··· Material provided

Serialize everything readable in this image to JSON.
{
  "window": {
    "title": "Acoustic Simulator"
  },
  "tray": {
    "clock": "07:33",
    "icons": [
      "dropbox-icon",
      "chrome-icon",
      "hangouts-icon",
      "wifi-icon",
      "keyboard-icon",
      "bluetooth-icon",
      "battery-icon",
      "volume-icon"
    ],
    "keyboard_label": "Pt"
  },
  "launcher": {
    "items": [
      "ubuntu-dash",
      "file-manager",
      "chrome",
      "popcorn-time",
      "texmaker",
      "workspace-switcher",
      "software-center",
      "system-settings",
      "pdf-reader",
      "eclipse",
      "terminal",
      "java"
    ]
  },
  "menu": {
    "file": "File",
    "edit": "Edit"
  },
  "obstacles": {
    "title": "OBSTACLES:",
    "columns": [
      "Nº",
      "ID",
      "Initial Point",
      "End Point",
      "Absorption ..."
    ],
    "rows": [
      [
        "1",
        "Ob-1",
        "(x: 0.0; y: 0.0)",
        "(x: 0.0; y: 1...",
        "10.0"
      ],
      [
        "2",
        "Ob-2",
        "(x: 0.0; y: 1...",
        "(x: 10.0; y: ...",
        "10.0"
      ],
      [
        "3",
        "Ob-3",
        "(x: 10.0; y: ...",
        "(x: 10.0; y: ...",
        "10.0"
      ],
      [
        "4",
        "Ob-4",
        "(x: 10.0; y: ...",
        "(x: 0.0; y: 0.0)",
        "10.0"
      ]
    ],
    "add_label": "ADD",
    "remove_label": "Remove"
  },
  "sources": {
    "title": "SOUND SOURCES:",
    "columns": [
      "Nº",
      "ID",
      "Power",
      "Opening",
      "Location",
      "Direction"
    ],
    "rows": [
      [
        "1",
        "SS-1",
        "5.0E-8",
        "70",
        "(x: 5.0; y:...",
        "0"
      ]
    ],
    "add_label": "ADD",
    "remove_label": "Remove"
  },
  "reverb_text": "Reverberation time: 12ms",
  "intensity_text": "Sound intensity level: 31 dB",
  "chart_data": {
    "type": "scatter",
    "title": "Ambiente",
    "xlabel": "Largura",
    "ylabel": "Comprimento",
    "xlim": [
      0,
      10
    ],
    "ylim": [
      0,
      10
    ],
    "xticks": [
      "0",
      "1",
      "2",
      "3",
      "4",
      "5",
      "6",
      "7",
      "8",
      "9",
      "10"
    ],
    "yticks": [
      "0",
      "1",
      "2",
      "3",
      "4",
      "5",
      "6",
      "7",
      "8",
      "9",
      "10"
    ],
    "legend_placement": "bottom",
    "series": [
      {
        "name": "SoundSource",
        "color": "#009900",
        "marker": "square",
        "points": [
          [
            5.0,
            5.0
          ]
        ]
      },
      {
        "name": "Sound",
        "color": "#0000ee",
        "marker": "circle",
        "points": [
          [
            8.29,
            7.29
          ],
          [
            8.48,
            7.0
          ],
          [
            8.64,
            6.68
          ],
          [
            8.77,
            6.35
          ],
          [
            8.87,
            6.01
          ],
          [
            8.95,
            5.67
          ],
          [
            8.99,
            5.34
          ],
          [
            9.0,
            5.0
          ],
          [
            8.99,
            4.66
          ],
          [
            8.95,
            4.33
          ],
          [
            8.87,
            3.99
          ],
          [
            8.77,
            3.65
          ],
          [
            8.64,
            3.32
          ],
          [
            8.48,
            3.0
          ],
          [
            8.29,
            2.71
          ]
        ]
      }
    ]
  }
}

······

> **Problem description**
Your task is to repeat the data exactly; please include every line.

> **Solution below**
Serialize everything readable in this image to JSON.
{
  "window": {
    "title": "Acoustic Simulator"
  },
  "tray": {
    "clock": "07:33",
    "icons": [
      "dropbox-icon",
      "chrome-icon",
      "hangouts-icon",
      "wifi-icon",
      "keyboard-icon",
      "bluetooth-icon",
      "battery-icon",
      "volume-icon"
    ],
    "keyboard_label": "Pt"
  },
  "launcher": {
    "items": [
      "ubuntu-dash",
      "file-manager",
      "chrome",
      "popcorn-time",
      "texmaker",
      "workspace-switcher",
      "software-center",
      "system-settings",
      "pdf-reader",
      "eclipse",
      "terminal",
      "java"
    ]
  },
  "menu": {
    "file": "File",
    "edit": "Edit"
  },
  "obstacles": {
    "title": "OBSTACLES:",
    "columns": [
      "Nº",
      "ID",
      "Initial Point",
      "End Point",
      "Absorption ..."
    ],
    "rows": [
      [
        "1",
        "Ob-1",
        "(x: 0.0; y: 0.0)",
        "(x: 0.0; y: 1...",
        "10.0"
      ],
      [
        "2",
        "Ob-2",
        "(x: 0.0; y: 1...",
        "(x: 10.0; y: ...",
        "10.0"
      ],
      [
        "3",
        "Ob-3",
        "(x: 10.0; y: ...",
        "(x: 10.0; y: ...",
        "10.0"
      ],
      [
        "4",
        "Ob-4",
        "(x: 10.0; y: ...",
        "(x: 0.0; y: 0.0)",
        "10.0"
      ]
    ],
    "add_label": "ADD",
    "remove_label": "Remove"
  },
  "sources": {
    "title": "SOUND SOURCES:",
    "columns": [
      "Nº",
      "ID",
      "Power",
      "Opening",
      "Location",
      "Direction"
    ],
    "rows": [
      [
        "1",
        "SS-1",
        "5.0E-8",
        "70",
        "(x: 5.0; y:...",
        "0"
      ]
    ],
    "add_label": "ADD",
    "remove_label": "Remove"
  },
  "reverb_text": "Reverberation time: 12ms",
  "intensity_text": "Sound intensity level: 31 dB",
  "chart_data": {
    "type": "scatter",
    "title": "Ambiente",
    "xlabel": "Largura",
    "ylabel": "Comprimento",
    "xlim": [
      0,
      10
    ],
    "ylim": [
      0,
      10
    ],
    "xticks": [
      "0",
      "1",
      "2",
      "3",
      "4",
      "5",
      "6",
      "7",
      "8",
      "9",
      "10"
    ],
    "yticks": [
      "0",
      "1",
      "2",
      "3",
      "4",
      "5",
      "6",
      "7",
      "8",
      "9",
      "10"
    ],
    "legend_placement": "bottom",
    "series": [
      {
        "name": "SoundSource",
        "color": "#009900",
        "marker": "square",
        "points": [
          [
            5.0,
            5.0
          ]
        ]
      },
      {
        "name": "Sound",
        "color": "#0000ee",
        "marker": "circle",
        "points": [
          [
            8.29,
            7.29
          ],
          [
            8.48,
            7.0
          ],
          [
            8.64,
            6.68
          ],
          [
            8.77,
            6.35
          ],
          [
            8.87,
            6.01
          ],
          [
            8.95,
            5.67
          ],
          [
            8.99,
            5.34
          ],
          [
            9.0,
            5.0
          ],
          [
            8.99,
            4.66
          ],
          [
            8.95,
            4.33
          ],
          [
            8.87,
            3.99
          ],
          [
            8.77,
            3.65
          ],
          [
            8.64,
            3.32
          ],
          [
            8.48,
            3.0
          ],
          [
            8.29,
            2.71
          ]
        ]
      }
    ]
  }
}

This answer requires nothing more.